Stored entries
-- START --
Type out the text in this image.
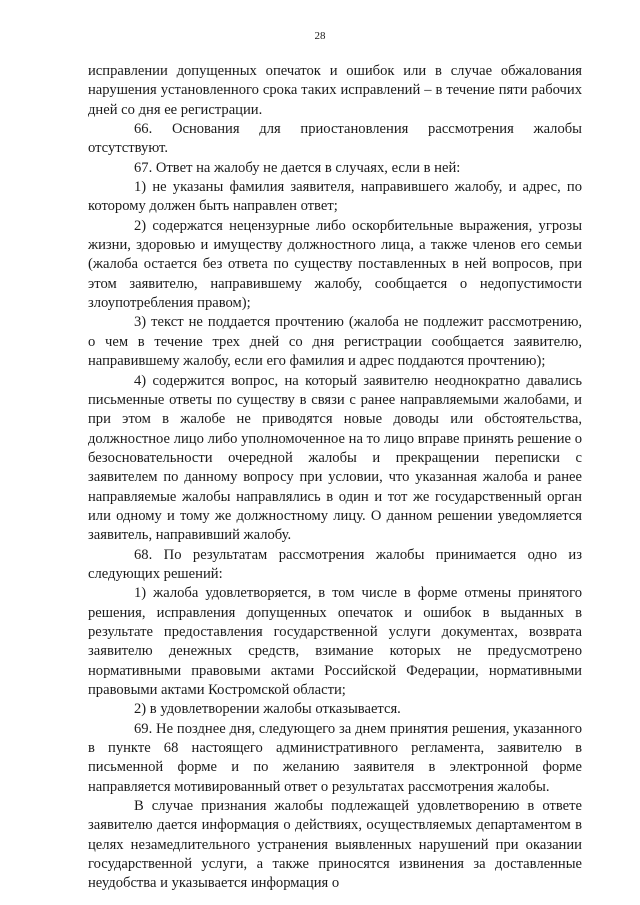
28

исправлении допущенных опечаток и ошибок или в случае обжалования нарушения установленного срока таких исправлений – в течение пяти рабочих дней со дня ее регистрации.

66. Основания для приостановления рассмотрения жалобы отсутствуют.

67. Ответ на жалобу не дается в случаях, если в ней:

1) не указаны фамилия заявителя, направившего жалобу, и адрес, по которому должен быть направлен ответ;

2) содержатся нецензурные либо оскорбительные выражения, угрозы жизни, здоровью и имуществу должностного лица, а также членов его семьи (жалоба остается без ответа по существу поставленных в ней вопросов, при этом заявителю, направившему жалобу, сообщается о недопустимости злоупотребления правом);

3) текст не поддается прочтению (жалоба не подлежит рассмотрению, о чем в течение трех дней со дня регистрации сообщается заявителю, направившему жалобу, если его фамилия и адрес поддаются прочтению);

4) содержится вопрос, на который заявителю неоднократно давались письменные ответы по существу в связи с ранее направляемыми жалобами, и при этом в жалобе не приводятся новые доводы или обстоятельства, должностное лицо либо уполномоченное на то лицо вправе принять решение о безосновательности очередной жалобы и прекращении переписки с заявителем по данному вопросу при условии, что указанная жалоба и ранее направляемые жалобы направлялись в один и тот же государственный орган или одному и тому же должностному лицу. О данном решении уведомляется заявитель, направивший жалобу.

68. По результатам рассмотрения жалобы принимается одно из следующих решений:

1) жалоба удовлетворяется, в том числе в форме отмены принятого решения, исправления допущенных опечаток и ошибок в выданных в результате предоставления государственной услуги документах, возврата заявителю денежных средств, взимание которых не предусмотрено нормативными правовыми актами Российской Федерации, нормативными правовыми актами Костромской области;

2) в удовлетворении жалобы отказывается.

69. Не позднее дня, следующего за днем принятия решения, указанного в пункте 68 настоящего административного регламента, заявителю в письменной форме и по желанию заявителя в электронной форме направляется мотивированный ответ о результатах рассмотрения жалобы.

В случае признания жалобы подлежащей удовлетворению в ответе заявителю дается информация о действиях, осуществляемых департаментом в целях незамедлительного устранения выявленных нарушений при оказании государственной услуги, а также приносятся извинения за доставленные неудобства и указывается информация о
-- END --
-- START --
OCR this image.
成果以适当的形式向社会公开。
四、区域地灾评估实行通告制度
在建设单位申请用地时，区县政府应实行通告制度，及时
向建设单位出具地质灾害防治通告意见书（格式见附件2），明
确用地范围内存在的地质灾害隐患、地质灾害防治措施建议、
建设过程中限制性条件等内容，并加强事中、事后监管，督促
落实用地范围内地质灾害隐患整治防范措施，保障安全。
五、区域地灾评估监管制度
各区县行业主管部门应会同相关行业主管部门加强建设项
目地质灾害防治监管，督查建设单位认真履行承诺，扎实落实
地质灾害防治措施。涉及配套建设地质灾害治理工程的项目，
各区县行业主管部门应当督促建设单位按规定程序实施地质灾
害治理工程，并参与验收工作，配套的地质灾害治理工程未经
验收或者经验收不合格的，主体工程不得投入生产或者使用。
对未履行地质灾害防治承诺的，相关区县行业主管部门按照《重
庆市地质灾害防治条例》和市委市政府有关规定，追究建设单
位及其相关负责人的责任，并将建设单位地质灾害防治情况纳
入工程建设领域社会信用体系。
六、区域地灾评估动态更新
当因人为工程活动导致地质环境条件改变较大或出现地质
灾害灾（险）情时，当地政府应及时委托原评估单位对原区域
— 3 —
-- END --
-- START --
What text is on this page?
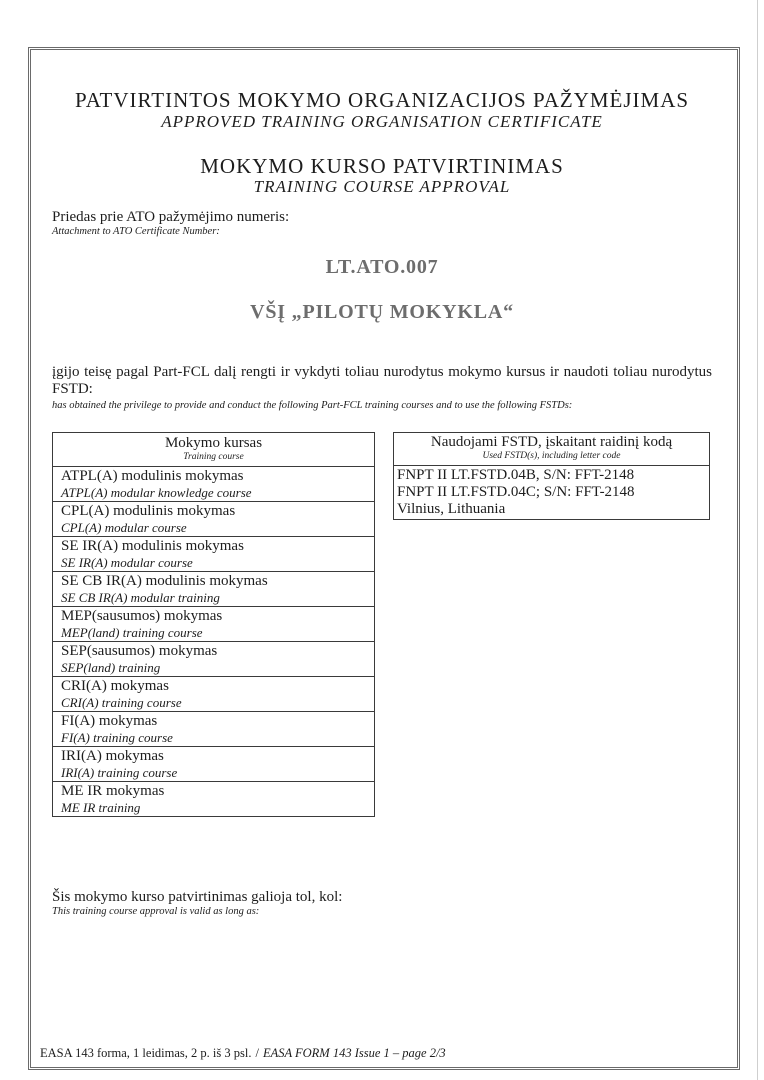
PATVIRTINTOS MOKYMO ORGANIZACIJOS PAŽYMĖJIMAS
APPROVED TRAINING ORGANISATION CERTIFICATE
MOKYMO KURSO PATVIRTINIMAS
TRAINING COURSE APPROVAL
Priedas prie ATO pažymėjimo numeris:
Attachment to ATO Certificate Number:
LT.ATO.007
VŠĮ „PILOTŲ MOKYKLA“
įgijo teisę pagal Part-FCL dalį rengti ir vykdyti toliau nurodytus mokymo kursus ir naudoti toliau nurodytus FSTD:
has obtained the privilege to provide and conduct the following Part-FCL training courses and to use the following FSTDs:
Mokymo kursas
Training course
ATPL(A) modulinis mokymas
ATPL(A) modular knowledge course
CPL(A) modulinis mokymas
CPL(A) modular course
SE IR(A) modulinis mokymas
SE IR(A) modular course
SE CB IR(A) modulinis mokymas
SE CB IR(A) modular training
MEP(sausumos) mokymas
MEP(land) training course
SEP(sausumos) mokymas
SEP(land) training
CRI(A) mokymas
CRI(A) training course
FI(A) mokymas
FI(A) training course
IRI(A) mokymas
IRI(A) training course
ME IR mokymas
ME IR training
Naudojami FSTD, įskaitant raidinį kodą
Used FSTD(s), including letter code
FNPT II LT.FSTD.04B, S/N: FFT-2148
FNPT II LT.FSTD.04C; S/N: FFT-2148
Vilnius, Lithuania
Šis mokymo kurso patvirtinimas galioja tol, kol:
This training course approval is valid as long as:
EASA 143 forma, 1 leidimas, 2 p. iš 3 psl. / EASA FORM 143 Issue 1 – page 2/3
-- END --
What to work on
Pick out the lines that have the word "государственной". Copy them all.

Answer to the exercise
1) жалоба удовлетворяется, в том числе в форме отмены принятого решения, исправления допущенных опечаток и ошибок в выданных в результате предоставления государственной услуги документах, возврата заявителю денежных средств, взимание которых не предусмотрено нормативными правовыми актами Российской Федерации, нормативными правовыми актами Костромской области;
В случае признания жалобы подлежащей удовлетворению в ответе заявителю дается информация о действиях, осуществляемых департаментом в целях незамедлительного устранения выявленных нарушений при оказании государственной услуги, а также приносятся извинения за доставленные неудобства и указывается информация о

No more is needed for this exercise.